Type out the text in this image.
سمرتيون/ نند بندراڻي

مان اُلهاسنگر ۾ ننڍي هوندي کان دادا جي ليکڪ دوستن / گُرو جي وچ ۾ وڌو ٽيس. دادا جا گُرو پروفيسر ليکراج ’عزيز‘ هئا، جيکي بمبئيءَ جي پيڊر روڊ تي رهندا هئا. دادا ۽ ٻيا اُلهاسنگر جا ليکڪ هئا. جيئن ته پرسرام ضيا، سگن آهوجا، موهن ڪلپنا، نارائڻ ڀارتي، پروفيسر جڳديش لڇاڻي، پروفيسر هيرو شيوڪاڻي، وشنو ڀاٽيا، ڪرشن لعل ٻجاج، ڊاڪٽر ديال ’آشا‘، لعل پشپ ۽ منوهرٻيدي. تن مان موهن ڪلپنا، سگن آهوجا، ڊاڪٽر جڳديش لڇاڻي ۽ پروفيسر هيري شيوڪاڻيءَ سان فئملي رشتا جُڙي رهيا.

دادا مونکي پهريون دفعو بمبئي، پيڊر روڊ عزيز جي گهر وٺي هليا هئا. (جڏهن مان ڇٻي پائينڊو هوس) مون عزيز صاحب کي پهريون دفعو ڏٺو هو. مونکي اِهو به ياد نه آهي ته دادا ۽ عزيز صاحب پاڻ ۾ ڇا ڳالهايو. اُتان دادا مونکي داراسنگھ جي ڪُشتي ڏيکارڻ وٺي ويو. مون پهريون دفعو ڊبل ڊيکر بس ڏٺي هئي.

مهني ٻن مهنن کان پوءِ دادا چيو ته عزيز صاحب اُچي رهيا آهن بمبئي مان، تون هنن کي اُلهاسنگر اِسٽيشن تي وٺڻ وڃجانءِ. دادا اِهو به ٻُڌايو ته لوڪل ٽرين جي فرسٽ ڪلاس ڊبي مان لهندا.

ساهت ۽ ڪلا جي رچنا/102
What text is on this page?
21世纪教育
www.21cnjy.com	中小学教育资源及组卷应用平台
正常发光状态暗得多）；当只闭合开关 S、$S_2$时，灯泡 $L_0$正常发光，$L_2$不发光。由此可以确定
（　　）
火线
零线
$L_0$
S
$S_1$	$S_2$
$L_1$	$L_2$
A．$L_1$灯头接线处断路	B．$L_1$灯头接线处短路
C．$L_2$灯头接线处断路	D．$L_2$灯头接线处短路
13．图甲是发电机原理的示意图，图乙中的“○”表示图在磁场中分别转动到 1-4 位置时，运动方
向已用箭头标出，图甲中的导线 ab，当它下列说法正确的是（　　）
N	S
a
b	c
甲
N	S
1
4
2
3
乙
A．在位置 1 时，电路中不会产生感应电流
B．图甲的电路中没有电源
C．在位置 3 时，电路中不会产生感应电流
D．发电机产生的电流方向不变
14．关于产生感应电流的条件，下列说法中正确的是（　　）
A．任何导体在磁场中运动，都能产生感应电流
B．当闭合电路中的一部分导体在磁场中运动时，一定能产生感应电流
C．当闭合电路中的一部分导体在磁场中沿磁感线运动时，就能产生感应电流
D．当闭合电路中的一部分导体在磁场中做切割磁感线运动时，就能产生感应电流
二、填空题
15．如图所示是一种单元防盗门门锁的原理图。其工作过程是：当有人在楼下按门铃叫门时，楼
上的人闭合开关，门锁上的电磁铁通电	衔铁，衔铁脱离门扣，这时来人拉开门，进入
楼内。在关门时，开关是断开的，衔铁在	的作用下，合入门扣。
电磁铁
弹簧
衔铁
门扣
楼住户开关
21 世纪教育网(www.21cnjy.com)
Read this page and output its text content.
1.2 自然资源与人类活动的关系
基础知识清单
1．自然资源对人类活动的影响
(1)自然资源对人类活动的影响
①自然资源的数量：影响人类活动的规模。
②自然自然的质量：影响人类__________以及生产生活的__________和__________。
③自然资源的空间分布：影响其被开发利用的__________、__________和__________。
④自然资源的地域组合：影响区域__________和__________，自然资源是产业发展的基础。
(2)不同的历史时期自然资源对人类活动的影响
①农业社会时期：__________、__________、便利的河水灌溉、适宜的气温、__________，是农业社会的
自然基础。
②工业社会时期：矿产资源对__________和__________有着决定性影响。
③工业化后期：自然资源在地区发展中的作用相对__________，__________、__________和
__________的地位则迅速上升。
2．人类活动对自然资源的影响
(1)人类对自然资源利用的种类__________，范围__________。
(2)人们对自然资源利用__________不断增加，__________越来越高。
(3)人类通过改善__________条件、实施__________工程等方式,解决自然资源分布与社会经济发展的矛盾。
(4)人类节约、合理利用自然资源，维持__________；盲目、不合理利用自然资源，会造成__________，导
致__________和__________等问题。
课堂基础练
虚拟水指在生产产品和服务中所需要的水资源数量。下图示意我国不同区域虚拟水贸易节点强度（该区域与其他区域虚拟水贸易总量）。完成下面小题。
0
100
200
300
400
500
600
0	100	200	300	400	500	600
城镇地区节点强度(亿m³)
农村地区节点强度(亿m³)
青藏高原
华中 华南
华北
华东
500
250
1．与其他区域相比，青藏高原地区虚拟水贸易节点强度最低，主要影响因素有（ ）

....................

**Task prompt**:
Report only the number of lines in the records that include the word "就能产生感应电流".

**Response**:
2